Lesetext
Das große Datum wurde festgesetzt, die Einladungen wurden verschickt, fieberhafte Aufregung hatte sich aller Beteiligten bemächtigt — da kam eine Hiobspost: der illustre

Gast war just für denselben Abend zur italienischen Kronprinzessin eingeladen worden. Mit königlichen Häusern ist nie zu spaßen — wir alle waren verzweifelt, wußten nicht, wie das Dilemma zu lösen sei. Zum Glück tauchte ein theaterbegeisterter, findiger, mit dem Hofe der Savoya gut bekannter Kopf auf, der zu helfen versprach. Er versicherte, daß dergleichen königliche Empfänge niemals bis in späte Abendstunden dauerten; indem man den Beginn der Vorstellung selbst auf eine spätere, für kindliche Teilnehmer allerdings auf eine ziemlich späte Stunde verschob, würde die Sache um den Preis einiger „Hetzerei“ — aber Theaterleute waren es ja gewohnt, sich oft „hetzen“ zu müssen! — immer noch zu bewerkstelligen sein. Wir sandten daher ein Rundschreiben über den späteren Beginn der Vorstellung an die besorgten Gäste aus, doch waren an dem so wichtigen Abend, lange vor der angesetzten Stunde, alle vom Florentiner Theater ausgeliehenen Sitzreihen voll besetzt. Endlich wurde vom königlichen Palast angerufen, daß Reinhardt und seine Frau sich eben zum Abfahren rüsteten. Es wurde neun Uhr, und ein Viertel nach neun, und zwanzig Minuten nach neun: sie kamen nicht. Man konnte unsere bereits ungeduldigen Zuhörer nicht länger warten lassen, und so gaben wir, recht nervös und deprimiert, den Kindern, die man durch das lange Warten nicht zu sehr ermüden durfte, das Zeichen anzufangen; auch angesichts der leeren Ehrenplätze in der ersten Reihe. Die Aufregung schnürte allen Arrangeuren die Kehle zusammen: was war da geschehen? Der erste Akt war schon ziemlich zu Ende, als einige jubelnde Kehllaute am Tor verkündeten, daß der Wagen der zitternd erwarteten Gäste endlich vorgefahren sei. Ganz einfach: der fremde Chauffeur hatte sich in der Florentiner Hügelgegend verirrt, das Haus nicht gefunden und war eine Weile herumgefahren, bis ihm ein Passant den richtigen Weg wies. Eine Last fiel uns allen vom Herzen, aus der geplanten feierlichen Begrüßung der Ehrengäste wurde nichts, sie machten gar kein Wesen aus der Verspätung, sondern nahmen ohne weiteres Zeremoniell ihre Plätze rasch ein.

Auflistung der Elementpositionen
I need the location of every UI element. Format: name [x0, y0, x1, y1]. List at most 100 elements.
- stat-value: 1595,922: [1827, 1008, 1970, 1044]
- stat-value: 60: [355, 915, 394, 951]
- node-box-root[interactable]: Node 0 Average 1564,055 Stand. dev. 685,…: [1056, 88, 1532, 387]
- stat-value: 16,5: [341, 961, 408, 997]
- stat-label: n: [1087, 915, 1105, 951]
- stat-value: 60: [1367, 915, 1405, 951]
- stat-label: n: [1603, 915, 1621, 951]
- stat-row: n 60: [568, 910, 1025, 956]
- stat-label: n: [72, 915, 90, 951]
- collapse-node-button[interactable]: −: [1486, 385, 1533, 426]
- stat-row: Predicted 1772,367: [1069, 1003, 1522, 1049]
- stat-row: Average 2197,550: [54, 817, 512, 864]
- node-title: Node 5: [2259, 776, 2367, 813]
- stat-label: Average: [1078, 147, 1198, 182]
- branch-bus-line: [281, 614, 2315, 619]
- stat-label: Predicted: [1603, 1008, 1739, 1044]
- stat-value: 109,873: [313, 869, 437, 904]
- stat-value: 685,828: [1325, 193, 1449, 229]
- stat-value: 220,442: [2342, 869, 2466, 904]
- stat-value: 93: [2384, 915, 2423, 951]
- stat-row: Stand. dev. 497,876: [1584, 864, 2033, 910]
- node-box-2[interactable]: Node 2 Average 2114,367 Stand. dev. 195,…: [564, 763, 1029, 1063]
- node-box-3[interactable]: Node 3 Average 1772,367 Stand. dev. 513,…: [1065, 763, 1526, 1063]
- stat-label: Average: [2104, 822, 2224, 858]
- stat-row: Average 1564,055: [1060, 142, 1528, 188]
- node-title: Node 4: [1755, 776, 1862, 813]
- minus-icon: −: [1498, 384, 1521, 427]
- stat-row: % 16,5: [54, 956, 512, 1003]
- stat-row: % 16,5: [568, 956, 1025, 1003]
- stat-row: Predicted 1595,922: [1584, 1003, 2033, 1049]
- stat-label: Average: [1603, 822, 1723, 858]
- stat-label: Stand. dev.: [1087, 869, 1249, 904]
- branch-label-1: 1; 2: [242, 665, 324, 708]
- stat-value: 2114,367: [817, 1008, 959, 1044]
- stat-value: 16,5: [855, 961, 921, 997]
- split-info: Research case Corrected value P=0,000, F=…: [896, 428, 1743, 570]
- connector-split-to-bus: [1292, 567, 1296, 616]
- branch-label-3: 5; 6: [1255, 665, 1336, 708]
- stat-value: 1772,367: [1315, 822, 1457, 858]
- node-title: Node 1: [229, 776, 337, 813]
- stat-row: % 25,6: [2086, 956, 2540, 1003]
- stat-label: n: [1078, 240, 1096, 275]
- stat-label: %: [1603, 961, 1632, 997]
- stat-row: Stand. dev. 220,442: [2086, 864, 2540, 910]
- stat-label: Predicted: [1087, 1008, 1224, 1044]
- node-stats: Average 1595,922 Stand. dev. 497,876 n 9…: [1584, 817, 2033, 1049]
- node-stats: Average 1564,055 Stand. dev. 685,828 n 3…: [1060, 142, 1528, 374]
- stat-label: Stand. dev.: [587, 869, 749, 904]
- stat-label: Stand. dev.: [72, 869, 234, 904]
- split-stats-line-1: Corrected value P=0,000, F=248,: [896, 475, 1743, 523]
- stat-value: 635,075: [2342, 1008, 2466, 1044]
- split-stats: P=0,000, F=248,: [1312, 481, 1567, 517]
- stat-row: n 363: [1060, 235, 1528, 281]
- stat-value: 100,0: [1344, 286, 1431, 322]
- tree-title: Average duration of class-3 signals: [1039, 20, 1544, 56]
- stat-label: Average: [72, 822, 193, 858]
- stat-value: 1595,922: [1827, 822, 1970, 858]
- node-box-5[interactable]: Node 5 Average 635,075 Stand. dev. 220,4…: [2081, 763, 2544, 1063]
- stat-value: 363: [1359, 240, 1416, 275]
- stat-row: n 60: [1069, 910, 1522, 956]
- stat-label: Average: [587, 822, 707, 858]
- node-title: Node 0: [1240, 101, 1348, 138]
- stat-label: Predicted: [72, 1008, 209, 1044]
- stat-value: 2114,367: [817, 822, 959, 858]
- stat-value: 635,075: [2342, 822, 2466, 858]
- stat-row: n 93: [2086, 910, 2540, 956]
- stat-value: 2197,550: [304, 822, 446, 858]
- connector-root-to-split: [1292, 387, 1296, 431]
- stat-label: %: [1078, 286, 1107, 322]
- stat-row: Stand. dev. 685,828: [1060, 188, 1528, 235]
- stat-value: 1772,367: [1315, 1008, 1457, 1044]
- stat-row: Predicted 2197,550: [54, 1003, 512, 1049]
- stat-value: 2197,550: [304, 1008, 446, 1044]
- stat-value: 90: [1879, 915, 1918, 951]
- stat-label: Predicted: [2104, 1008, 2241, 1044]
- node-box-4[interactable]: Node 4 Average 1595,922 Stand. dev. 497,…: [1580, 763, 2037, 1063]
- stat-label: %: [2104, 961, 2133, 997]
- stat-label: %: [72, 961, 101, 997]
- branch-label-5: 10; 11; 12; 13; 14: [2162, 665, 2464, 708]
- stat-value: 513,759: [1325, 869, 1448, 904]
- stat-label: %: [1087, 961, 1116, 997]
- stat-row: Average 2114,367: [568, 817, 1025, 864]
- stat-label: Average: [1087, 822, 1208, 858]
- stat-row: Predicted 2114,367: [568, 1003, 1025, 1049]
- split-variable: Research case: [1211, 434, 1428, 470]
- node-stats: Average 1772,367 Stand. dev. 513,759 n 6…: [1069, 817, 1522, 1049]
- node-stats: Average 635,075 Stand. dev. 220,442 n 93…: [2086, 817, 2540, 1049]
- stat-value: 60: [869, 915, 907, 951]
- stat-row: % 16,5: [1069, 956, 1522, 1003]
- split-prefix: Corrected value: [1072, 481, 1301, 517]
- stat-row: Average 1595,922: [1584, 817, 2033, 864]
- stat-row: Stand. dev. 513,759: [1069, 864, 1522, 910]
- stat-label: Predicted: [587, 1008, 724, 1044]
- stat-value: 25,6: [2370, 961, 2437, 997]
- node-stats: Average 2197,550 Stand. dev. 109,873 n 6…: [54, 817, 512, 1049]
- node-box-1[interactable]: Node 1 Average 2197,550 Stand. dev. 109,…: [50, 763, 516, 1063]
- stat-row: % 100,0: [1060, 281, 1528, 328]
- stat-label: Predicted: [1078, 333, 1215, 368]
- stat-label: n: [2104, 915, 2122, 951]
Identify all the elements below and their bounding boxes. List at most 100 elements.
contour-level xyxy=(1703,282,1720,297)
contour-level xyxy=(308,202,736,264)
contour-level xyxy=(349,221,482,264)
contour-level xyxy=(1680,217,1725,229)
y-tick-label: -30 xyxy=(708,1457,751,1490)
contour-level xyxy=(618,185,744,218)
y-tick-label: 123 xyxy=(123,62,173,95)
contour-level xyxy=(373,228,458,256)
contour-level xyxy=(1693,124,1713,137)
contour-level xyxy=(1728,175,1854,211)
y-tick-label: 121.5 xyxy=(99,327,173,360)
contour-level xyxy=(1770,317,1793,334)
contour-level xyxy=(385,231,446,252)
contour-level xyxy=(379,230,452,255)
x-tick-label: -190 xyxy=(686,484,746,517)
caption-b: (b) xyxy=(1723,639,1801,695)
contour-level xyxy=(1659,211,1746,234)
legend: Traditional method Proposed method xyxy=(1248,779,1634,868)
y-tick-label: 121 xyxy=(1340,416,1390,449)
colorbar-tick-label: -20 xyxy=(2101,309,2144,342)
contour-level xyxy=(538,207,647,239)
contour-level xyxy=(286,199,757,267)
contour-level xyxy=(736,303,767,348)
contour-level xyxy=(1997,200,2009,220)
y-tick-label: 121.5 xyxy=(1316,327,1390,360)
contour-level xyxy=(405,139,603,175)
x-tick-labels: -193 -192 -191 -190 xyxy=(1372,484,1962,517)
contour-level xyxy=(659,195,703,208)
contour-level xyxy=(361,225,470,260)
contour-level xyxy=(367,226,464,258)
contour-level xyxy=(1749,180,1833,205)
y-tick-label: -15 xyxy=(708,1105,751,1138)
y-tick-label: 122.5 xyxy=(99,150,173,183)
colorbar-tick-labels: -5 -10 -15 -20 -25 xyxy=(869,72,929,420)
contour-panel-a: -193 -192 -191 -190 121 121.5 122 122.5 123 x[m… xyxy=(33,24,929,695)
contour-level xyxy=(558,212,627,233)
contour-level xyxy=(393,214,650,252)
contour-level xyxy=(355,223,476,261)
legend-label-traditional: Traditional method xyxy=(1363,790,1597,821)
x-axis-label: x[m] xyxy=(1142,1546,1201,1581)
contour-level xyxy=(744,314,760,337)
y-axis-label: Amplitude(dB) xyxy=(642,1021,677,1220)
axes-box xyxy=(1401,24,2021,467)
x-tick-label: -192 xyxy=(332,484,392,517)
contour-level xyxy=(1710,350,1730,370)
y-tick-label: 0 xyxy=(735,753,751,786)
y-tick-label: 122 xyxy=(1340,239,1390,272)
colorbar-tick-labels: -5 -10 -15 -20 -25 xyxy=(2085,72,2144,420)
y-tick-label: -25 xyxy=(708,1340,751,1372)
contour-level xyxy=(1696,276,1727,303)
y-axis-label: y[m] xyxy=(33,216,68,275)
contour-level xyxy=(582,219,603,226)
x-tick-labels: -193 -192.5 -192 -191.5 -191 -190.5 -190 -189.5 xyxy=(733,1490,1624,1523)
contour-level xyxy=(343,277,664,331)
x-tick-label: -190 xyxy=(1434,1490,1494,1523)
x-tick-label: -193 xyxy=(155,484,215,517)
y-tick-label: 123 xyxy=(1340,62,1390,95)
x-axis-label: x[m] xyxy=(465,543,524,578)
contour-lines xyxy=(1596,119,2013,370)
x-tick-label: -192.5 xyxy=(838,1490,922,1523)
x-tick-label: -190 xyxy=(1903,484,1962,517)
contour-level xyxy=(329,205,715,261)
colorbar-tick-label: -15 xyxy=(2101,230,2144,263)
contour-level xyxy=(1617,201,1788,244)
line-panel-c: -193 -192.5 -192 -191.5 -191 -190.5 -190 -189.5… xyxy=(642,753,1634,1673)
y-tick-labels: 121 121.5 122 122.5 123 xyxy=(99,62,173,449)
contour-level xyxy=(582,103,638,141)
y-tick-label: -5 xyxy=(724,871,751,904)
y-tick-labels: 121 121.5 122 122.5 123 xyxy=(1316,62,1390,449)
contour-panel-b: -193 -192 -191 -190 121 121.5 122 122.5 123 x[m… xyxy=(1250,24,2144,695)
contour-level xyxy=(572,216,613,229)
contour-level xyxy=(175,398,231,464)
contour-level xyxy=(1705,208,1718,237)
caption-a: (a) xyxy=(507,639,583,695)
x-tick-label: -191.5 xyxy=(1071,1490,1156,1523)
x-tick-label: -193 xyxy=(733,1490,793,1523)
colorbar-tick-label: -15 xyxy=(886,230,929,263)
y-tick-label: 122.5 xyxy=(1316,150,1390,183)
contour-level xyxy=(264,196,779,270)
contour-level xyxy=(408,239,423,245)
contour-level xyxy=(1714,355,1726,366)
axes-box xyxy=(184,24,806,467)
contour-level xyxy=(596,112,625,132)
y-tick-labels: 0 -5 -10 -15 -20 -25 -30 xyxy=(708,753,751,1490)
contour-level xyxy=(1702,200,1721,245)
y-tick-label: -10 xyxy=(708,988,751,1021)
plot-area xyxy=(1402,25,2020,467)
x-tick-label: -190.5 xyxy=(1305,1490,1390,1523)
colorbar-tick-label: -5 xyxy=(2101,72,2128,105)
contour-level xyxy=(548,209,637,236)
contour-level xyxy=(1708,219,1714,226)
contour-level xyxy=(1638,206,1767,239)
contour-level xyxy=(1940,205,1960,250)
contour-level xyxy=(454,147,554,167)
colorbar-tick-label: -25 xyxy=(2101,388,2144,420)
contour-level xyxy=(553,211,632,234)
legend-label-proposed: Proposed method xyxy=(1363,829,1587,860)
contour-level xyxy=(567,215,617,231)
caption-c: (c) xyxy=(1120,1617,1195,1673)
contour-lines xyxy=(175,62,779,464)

Arbeitsauftrag A
Beantworte diese Fragen zum Lesetext:
(i) Bei wem war der Gast für denselben Abend eingeladen?
(ii) Von wo stammten die ausgeliehenen Sitzreihen?
(iii) Weshalb trafen die Ehrengäste erst nach Beginn der Vorstellung ein?
Arbeitsauftrag B
Gib die Einträge vom Anfang bis einschließlich der Zeile mit „- stat-label: %: [1603, 961, 1632, 997]“ unverändert aus.

Antwort A
(i) Bei der italienischen Kronprinzessin.
(ii) Vom Florentiner Theater.
(iii) Der fremde Chauffeur hatte sich in der Florentiner Hügelgegend verirrt und das Haus nicht gefunden. Er fuhr eine Weile herum, bis ihm ein Passant den richtigen Weg zeigte.

Antwort B
I need the location of every UI element. Format: name [x0, y0, x1, y1]. List at most 100 elements.
- stat-value: 1595,922: [1827, 1008, 1970, 1044]
- stat-value: 60: [355, 915, 394, 951]
- node-box-root[interactable]: Node 0 Average 1564,055 Stand. dev. 685,…: [1056, 88, 1532, 387]
- stat-value: 16,5: [341, 961, 408, 997]
- stat-label: n: [1087, 915, 1105, 951]
- stat-value: 60: [1367, 915, 1405, 951]
- stat-label: n: [1603, 915, 1621, 951]
- stat-row: n 60: [568, 910, 1025, 956]
- stat-label: n: [72, 915, 90, 951]
- collapse-node-button[interactable]: −: [1486, 385, 1533, 426]
- stat-row: Predicted 1772,367: [1069, 1003, 1522, 1049]
- stat-row: Average 2197,550: [54, 817, 512, 864]
- node-title: Node 5: [2259, 776, 2367, 813]
- stat-label: Average: [1078, 147, 1198, 182]
- branch-bus-line: [281, 614, 2315, 619]
- stat-label: Predicted: [1603, 1008, 1739, 1044]
- stat-value: 109,873: [313, 869, 437, 904]
- stat-value: 685,828: [1325, 193, 1449, 229]
- stat-value: 220,442: [2342, 869, 2466, 904]
- stat-value: 93: [2384, 915, 2423, 951]
- stat-row: Stand. dev. 497,876: [1584, 864, 2033, 910]
- node-box-2[interactable]: Node 2 Average 2114,367 Stand. dev. 195,…: [564, 763, 1029, 1063]
- node-box-3[interactable]: Node 3 Average 1772,367 Stand. dev. 513,…: [1065, 763, 1526, 1063]
- stat-label: Average: [2104, 822, 2224, 858]
- stat-row: Average 1564,055: [1060, 142, 1528, 188]
- node-title: Node 4: [1755, 776, 1862, 813]
- minus-icon: −: [1498, 384, 1521, 427]
- stat-row: % 16,5: [54, 956, 512, 1003]
- stat-row: % 16,5: [568, 956, 1025, 1003]
- stat-row: Predicted 1595,922: [1584, 1003, 2033, 1049]
- stat-label: Average: [1603, 822, 1723, 858]
- stat-label: Stand. dev.: [1087, 869, 1249, 904]
- branch-label-1: 1; 2: [242, 665, 324, 708]
- stat-value: 2114,367: [817, 1008, 959, 1044]
- stat-value: 16,5: [855, 961, 921, 997]
- split-info: Research case Corrected value P=0,000, F=…: [896, 428, 1743, 570]
- connector-split-to-bus: [1292, 567, 1296, 616]
- branch-label-3: 5; 6: [1255, 665, 1336, 708]
- stat-value: 1772,367: [1315, 822, 1457, 858]
- node-title: Node 1: [229, 776, 337, 813]
- stat-row: % 25,6: [2086, 956, 2540, 1003]
- stat-label: n: [1078, 240, 1096, 275]
- stat-label: %: [1603, 961, 1632, 997]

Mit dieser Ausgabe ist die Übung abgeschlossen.